* **SHORT PROBLEM**
In the data below, find every line that has the string "hecho", and copy it.
SOURCE DATA start
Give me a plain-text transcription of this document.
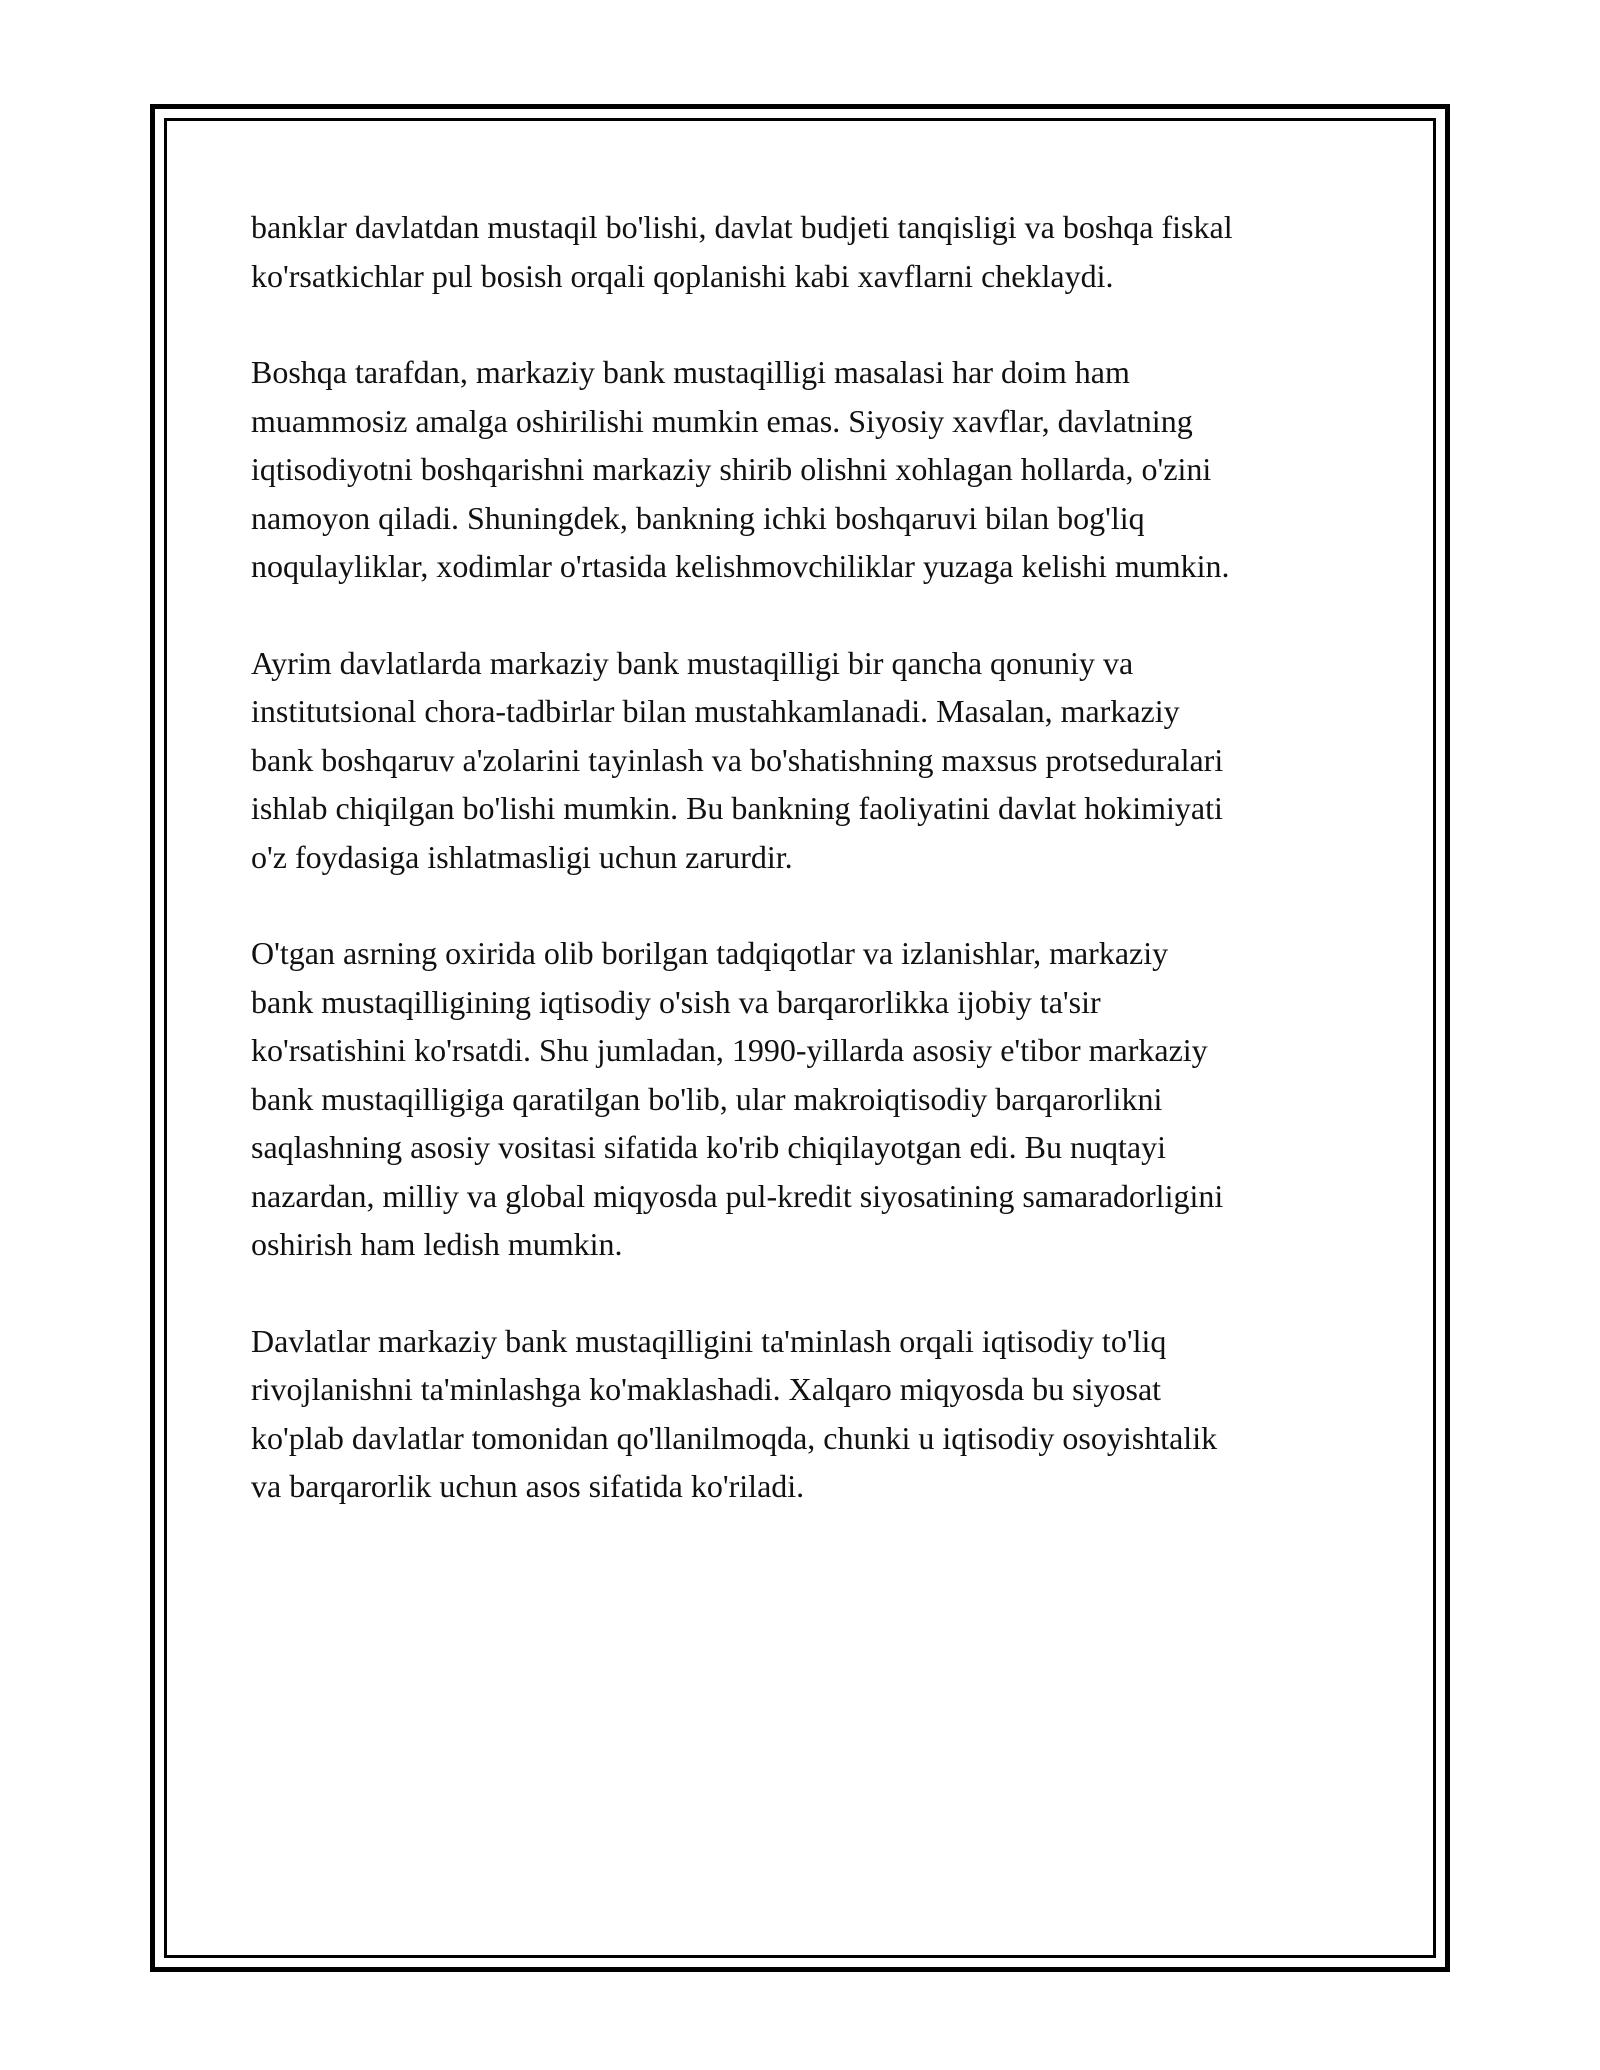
banklar davlatdan mustaqil bo'lishi, davlat budjeti tanqisligi va boshqa fiskal
ko'rsatkichlar pul bosish orqali qoplanishi kabi xavflarni cheklaydi.

Boshqa tarafdan, markaziy bank mustaqilligi masalasi har doim ham
muammosiz amalga oshirilishi mumkin emas. Siyosiy xavflar, davlatning
iqtisodiyotni boshqarishni markaziy shirib olishni xohlagan hollarda, o'zini
namoyon qiladi. Shuningdek, bankning ichki boshqaruvi bilan bog'liq
noqulayliklar, xodimlar o'rtasida kelishmovchiliklar yuzaga kelishi mumkin.

Ayrim davlatlarda markaziy bank mustaqilligi bir qancha qonuniy va
institutsional chora-tadbirlar bilan mustahkamlanadi. Masalan, markaziy
bank boshqaruv a'zolarini tayinlash va bo'shatishning maxsus protseduralari
ishlab chiqilgan bo'lishi mumkin. Bu bankning faoliyatini davlat hokimiyati
o'z foydasiga ishlatmasligi uchun zarurdir.

O'tgan asrning oxirida olib borilgan tadqiqotlar va izlanishlar, markaziy
bank mustaqilligining iqtisodiy o'sish va barqarorlikka ijobiy ta'sir
ko'rsatishini ko'rsatdi. Shu jumladan, 1990-yillarda asosiy e'tibor markaziy
bank mustaqilligiga qaratilgan bo'lib, ular makroiqtisodiy barqarorlikni
saqlashning asosiy vositasi sifatida ko'rib chiqilayotgan edi. Bu nuqtayi
nazardan, milliy va global miqyosda pul-kredit siyosatining samaradorligini
oshirish ham ledish mumkin.

Davlatlar markaziy bank mustaqilligini ta'minlash orqali iqtisodiy to'liq
rivojlanishni ta'minlashga ko'maklashadi. Xalqaro miqyosda bu siyosat
ko'plab davlatlar tomonidan qo'llanilmoqda, chunki u iqtisodiy osoyishtalik
va barqarorlik uchun asos sifatida ko'riladi.
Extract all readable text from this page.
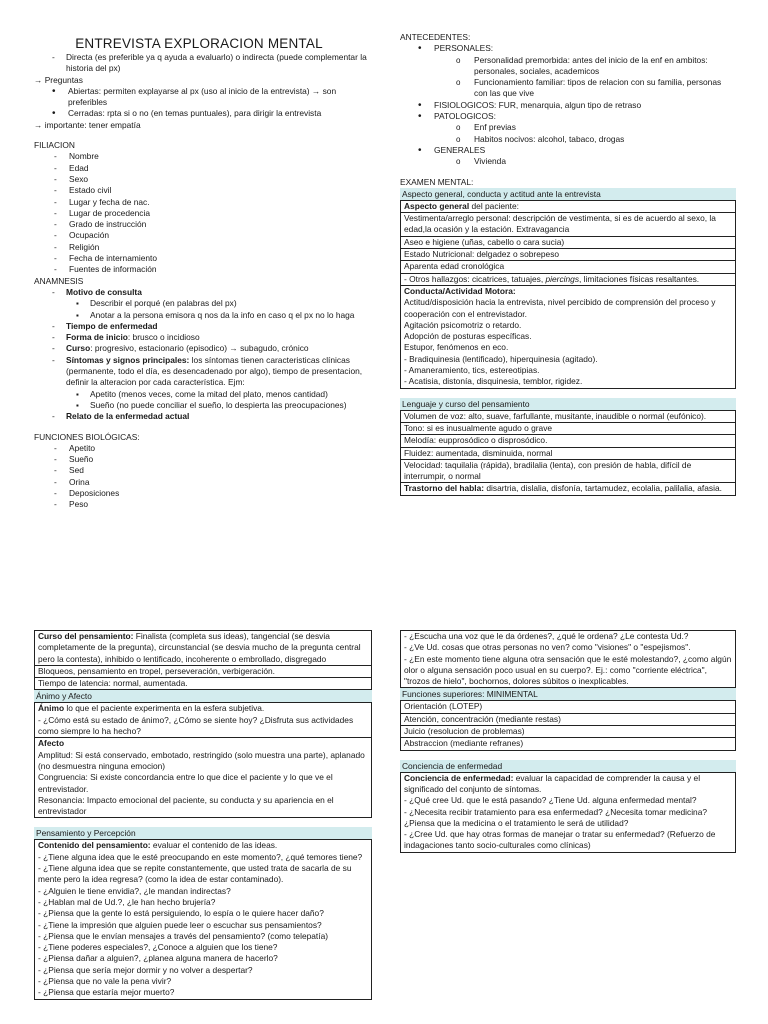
ENTREVISTA EXPLORACION MENTAL
- Directa (es preferible ya q ayuda a evaluarlo) o indirecta (puede complementar la historia del px)
→ Preguntas
• Abiertas: permiten explayarse al px (uso al inicio de la entrevista) → son preferibles
• Cerradas: rpta si o no (en temas puntuales), para dirigir la entrevista
→ importante: tener empatía
FILIACION
- Nombre
- Edad
- Sexo
- Estado civil
- Lugar y fecha de nac.
- Lugar de procedencia
- Grado de instrucción
- Ocupación
- Religión
- Fecha de internamiento
- Fuentes de información
ANAMNESIS
- Motivo de consulta
▪ Describir el porqué (en palabras del px)
▪ Anotar a la persona emisora q nos da la info en caso q el px no lo haga
- Tiempo de enfermedad
- Forma de inicio: brusco o incidioso
- Curso: progresivo, estacionario (episodico) → subagudo, crónico
- Síntomas y signos principales: los síntomas tienen caracteristicas clínicas (permanente, todo el día, es desencadenado por algo), tiempo de presentacion, definir la alteracion por cada característica. Ejm:
▪ Apetito (menos veces, come la mitad del plato, menos cantidad)
▪ Sueño (no puede conciliar el sueño, lo despierta las preocupaciones)
- Relato de la enfermedad actual
FUNCIONES BIOLÓGICAS:
- Apetito
- Sueño
- Sed
- Orina
- Deposiciones
- Peso
ANTECEDENTES:
• PERSONALES:
o Personalidad premorbida: antes del inicio de la enf en ambitos: personales, sociales, academicos
o Funcionamiento familiar: tipos de relacion con su familia, personas con las que vive
• FISIOLOGICOS: FUR, menarquia, algun tipo de retraso
• PATOLOGICOS:
o Enf previas
o Habitos nocivos: alcohol, tabaco, drogas
• GENERALES
o Vivienda
EXAMEN MENTAL:
Aspecto general, conducta y actitud ante la entrevista
Aspecto general del paciente:
Vestimenta/arreglo personal: descripción de vestimenta, si es de acuerdo al sexo, la edad,la ocasión y la estación. Extravagancia
Aseo e higiene (uñas, cabello o cara sucia)
Estado Nutricional: delgadez o sobrepeso
Aparenta edad cronológica
- Otros hallazgos: cicatrices, tatuajes, piercings, limitaciones físicas resaltantes.
Conducta/Actividad Motora:
Actitud/disposición hacia la entrevista, nivel percibido de comprensión del proceso y cooperación con el entrevistador.
Agitación psicomotriz o retardo.
Adopción de posturas específicas.
Estupor, fenómenos en eco.
- Bradiquinesia (lentificado), hiperquinesia (agitado).
- Amaneramiento, tics, estereotipias.
- Acatisia, distonía, disquinesia, temblor, rigidez.
Lenguaje y curso del pensamiento
Volumen de voz: alto, suave, farfullante, musitante, inaudible o normal (eufónico).
Tono: si es inusualmente agudo o grave
Melodía: eupprosódico o disprosódico.
Fluidez: aumentada, disminuida, normal
Velocidad: taquilalia (rápida), bradilalia (lenta), con presión de habla, difícil de interrumpir, o normal
Trastorno del habla: disartria, dislalia, disfonía, tartamudez, ecolalia, palilalia, afasia.
Curso del pensamiento: Finalista (completa sus ideas), tangencial (se desvia completamente de la pregunta), circunstancial (se desvia mucho de la pregunta central pero la contesta), inhibido o lentificado, incoherente o embrollado, disgregado
Bloqueos, pensamiento en tropel, perseveración, verbigeración.
Tiempo de latencia: normal, aumentada.
Ánimo y Afecto
Ánimo lo que el paciente experimenta en la esfera subjetiva.
- ¿Cómo está su estado de ánimo?, ¿Cómo se siente hoy? ¿Disfruta sus actividades como siempre lo ha hecho?

Afecto
Amplitud: Si está conservado, embotado, restringido (solo muestra una parte), aplanado (no desmuestra ninguna emocion)
Congruencia: Si existe concordancia entre lo que dice el paciente y lo que ve el entrevistador.
Resonancia: Impacto emocional del paciente, su conducta y su apariencia en el entrevistador
Pensamiento y Percepción
Contenido del pensamiento: evaluar el contenido de las ideas.
- ¿Tiene alguna idea que le esté preocupando en este momento?, ¿qué temores tiene?
- ¿Tiene alguna idea que se repite constantemente, que usted trata de sacarla de su mente pero la idea regresa? (como la idea de estar contaminado).
- ¿Alguien le tiene envidia?, ¿le mandan indirectas?
- ¿Hablan mal de Ud.?, ¿le han hecho brujería?
- ¿Piensa que la gente lo está persiguiendo, lo espía o le quiere hacer daño?
- ¿Tiene la impresión que alguien puede leer o escuchar sus pensamientos?
- ¿Piensa que le envían mensajes a través del pensamiento? (como telepatía)
- ¿Tiene poderes especiales?, ¿Conoce a alguien que los tiene?
- ¿Piensa dañar a alguien?, ¿planea alguna manera de hacerlo?
- ¿Piensa que sería mejor dormir y no volver a despertar?
- ¿Piensa que no vale la pena vivir?
- ¿Piensa que estaría mejor muerto?
- ¿Escucha una voz que le da órdenes?, ¿qué le ordena? ¿Le contesta Ud.?
- ¿Ve Ud. cosas que otras personas no ven? como "visiones" o "espejismos".
- ¿En este momento tiene alguna otra sensación que le esté molestando?, ¿como algún olor o alguna sensación poco usual en su cuerpo?. Ej.: como "corriente eléctrica", "trozos de hielo", bochornos, dolores súbitos o inexplicables.
Funciones superiores: MINIMENTAL
Orientación (LOTEP)
Atención, concentración (mediante restas)
Juicio (resolucion de problemas)
Abstraccion (mediante refranes)
Conciencia de enfermedad
Conciencia de enfermedad: evaluar la capacidad de comprender la causa y el significado del conjunto de síntomas.
- ¿Qué cree Ud. que le está pasando? ¿Tiene Ud. alguna enfermedad mental?
- ¿Necesita recibir tratamiento para esa enfermedad? ¿Necesita tomar medicina? ¿Piensa que la medicina o el tratamiento le será de utilidad?
- ¿Cree Ud. que hay otras formas de manejar o tratar su enfermedad? (Refuerzo de indagaciones tanto socio-culturales como clínicas)
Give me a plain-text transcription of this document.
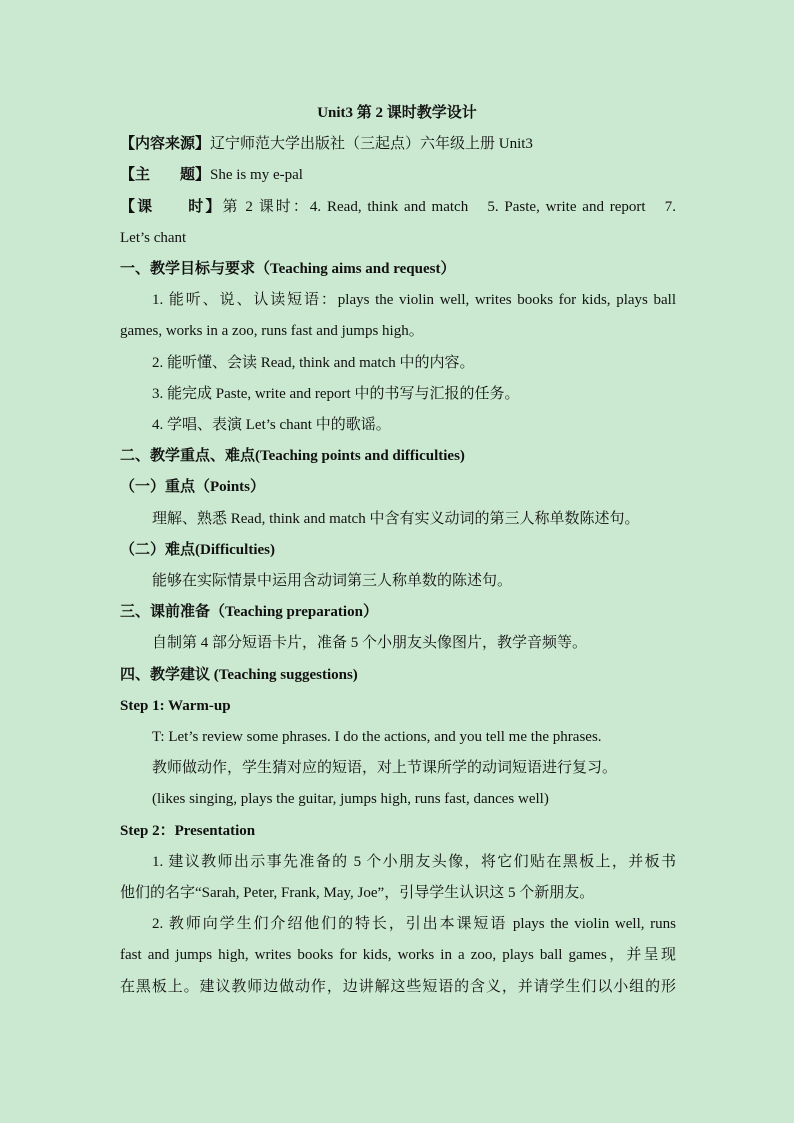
Unit3 第 2 课时教学设计
【内容来源】辽宁师范大学出版社（三起点）六年级上册 Unit3
【主　　题】She is my e-pal
【课　　时】第 2 课时：4. Read, think and match　5. Paste, write and report　7.
Let’s chant
一、教学目标与要求（Teaching aims and request）
1. 能听、说、认读短语：plays the violin well, writes books for kids, plays ball
games, works in a zoo, runs fast and jumps high。
2. 能听懂、会读 Read, think and match 中的内容。
3. 能完成 Paste, write and report 中的书写与汇报的任务。
4. 学唱、表演 Let’s chant 中的歌谣。
二、教学重点、难点(Teaching points and difficulties)
（一）重点（Points）
理解、熟悉 Read, think and match 中含有实义动词的第三人称单数陈述句。
（二）难点(Difficulties)
能够在实际情景中运用含动词第三人称单数的陈述句。
三、课前准备（Teaching preparation）
自制第 4 部分短语卡片，准备 5 个小朋友头像图片，教学音频等。
四、教学建议 (Teaching suggestions)
Step 1: Warm-up
T: Let’s review some phrases. I do the actions, and you tell me the phrases.
教师做动作，学生猜对应的短语，对上节课所学的动词短语进行复习。
(likes singing, plays the guitar, jumps high, runs fast, dances well)
Step 2：Presentation
1. 建议教师出示事先准备的 5 个小朋友头像，将它们贴在黑板上，并板书
他们的名字“Sarah, Peter, Frank, May, Joe”，引导学生认识这 5 个新朋友。
2. 教师向学生们介绍他们的特长，引出本课短语 plays the violin well, runs
fast and jumps high, writes books for kids, works in a zoo, plays ball games，并呈现
在黑板上。建议教师边做动作，边讲解这些短语的含义，并请学生们以小组的形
SOURCE DATA end
* **OUTPUT FOR THIS TASK**
- ¿Cómo está su estado de ánimo?, ¿Cómo se siente hoy? ¿Disfruta sus actividades como siempre lo ha hecho?
- ¿Hablan mal de Ud.?, ¿le han hecho brujería?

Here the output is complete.